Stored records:

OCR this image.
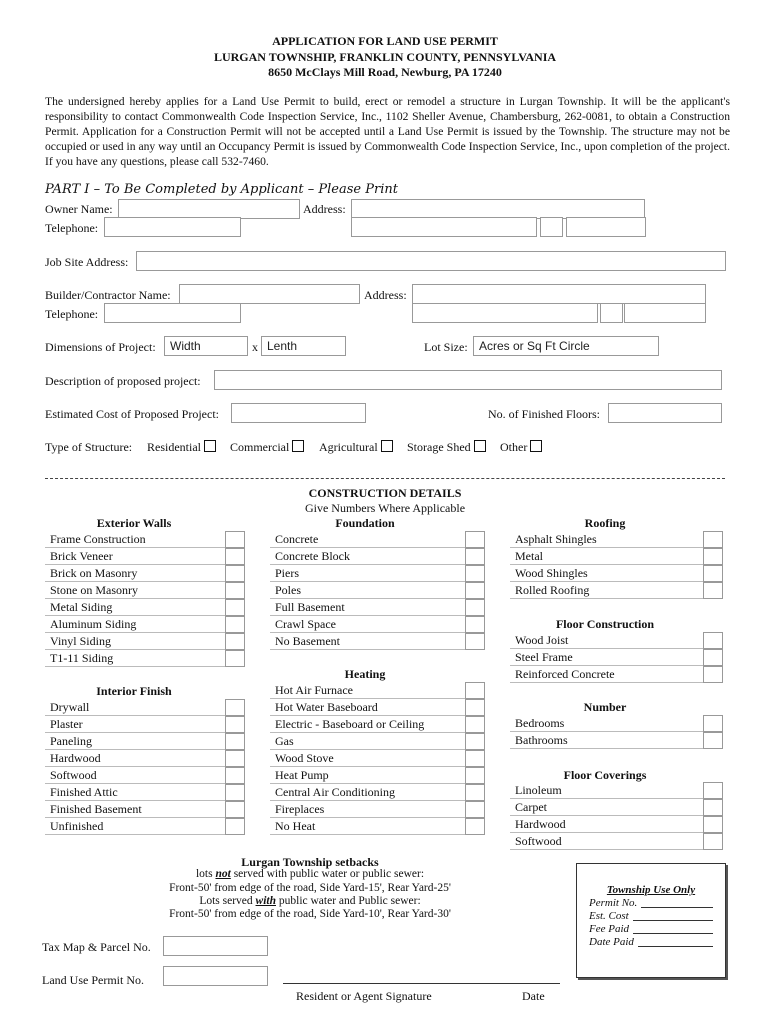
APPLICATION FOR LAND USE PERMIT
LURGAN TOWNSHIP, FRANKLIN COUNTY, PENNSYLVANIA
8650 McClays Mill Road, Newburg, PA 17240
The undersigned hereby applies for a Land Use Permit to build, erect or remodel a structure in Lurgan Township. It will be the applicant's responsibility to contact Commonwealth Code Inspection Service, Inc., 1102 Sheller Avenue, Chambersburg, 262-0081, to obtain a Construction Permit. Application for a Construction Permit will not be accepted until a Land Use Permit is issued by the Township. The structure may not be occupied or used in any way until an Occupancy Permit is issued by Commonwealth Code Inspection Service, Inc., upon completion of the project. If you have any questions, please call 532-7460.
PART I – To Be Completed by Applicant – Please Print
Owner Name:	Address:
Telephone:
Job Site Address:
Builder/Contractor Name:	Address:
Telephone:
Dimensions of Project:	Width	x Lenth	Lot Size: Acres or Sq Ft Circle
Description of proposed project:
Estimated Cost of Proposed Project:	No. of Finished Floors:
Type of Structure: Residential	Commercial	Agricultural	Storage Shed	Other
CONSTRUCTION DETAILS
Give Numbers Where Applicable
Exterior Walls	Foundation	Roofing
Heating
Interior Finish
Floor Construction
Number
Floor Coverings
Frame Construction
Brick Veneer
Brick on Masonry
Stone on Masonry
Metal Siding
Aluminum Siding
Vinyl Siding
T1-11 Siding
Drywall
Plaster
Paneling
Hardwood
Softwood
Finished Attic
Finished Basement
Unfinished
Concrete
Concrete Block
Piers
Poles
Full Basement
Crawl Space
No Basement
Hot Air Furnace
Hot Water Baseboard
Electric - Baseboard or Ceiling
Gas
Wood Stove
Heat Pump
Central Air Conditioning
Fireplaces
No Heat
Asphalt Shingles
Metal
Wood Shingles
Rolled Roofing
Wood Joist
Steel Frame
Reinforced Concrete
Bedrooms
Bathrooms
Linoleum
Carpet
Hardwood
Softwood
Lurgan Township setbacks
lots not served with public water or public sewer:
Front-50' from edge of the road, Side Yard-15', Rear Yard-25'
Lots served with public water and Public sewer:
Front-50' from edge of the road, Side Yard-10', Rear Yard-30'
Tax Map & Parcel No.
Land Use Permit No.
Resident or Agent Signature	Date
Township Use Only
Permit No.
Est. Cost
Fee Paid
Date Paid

STATED PROBLEM: Retype all entries exactly as they appear, dropping the images.

CORRECT OUTPUT:
OCR this image.
APPLICATION FOR LAND USE PERMIT
LURGAN TOWNSHIP, FRANKLIN COUNTY, PENNSYLVANIA
8650 McClays Mill Road, Newburg, PA 17240
The undersigned hereby applies for a Land Use Permit to build, erect or remodel a structure in Lurgan Township. It will be the applicant's responsibility to contact Commonwealth Code Inspection Service, Inc., 1102 Sheller Avenue, Chambersburg, 262-0081, to obtain a Construction Permit. Application for a Construction Permit will not be accepted until a Land Use Permit is issued by the Township. The structure may not be occupied or used in any way until an Occupancy Permit is issued by Commonwealth Code Inspection Service, Inc., upon completion of the project. If you have any questions, please call 532-7460.
PART I – To Be Completed by Applicant – Please Print
Owner Name:	Address:
Telephone:
Job Site Address:
Builder/Contractor Name:	Address:
Telephone:
Dimensions of Project:	Width	x Lenth	Lot Size: Acres or Sq Ft Circle
Description of proposed project:
Estimated Cost of Proposed Project:	No. of Finished Floors:
Type of Structure: Residential	Commercial	Agricultural	Storage Shed	Other
CONSTRUCTION DETAILS
Give Numbers Where Applicable
Exterior Walls	Foundation	Roofing
Heating
Interior Finish
Floor Construction
Number
Floor Coverings
Frame Construction
Brick Veneer
Brick on Masonry
Stone on Masonry
Metal Siding
Aluminum Siding
Vinyl Siding
T1-11 Siding
Drywall
Plaster
Paneling
Hardwood
Softwood
Finished Attic
Finished Basement
Unfinished
Concrete
Concrete Block
Piers
Poles
Full Basement
Crawl Space
No Basement
Hot Air Furnace
Hot Water Baseboard
Electric - Baseboard or Ceiling
Gas
Wood Stove
Heat Pump
Central Air Conditioning
Fireplaces
No Heat
Asphalt Shingles
Metal
Wood Shingles
Rolled Roofing
Wood Joist
Steel Frame
Reinforced Concrete
Bedrooms
Bathrooms
Linoleum
Carpet
Hardwood
Softwood
Lurgan Township setbacks
lots not served with public water or public sewer:
Front-50' from edge of the road, Side Yard-15', Rear Yard-25'
Lots served with public water and Public sewer:
Front-50' from edge of the road, Side Yard-10', Rear Yard-30'
Tax Map & Parcel No.
Land Use Permit No.
Resident or Agent Signature	Date
Township Use Only
Permit No.
Est. Cost
Fee Paid
Date Paid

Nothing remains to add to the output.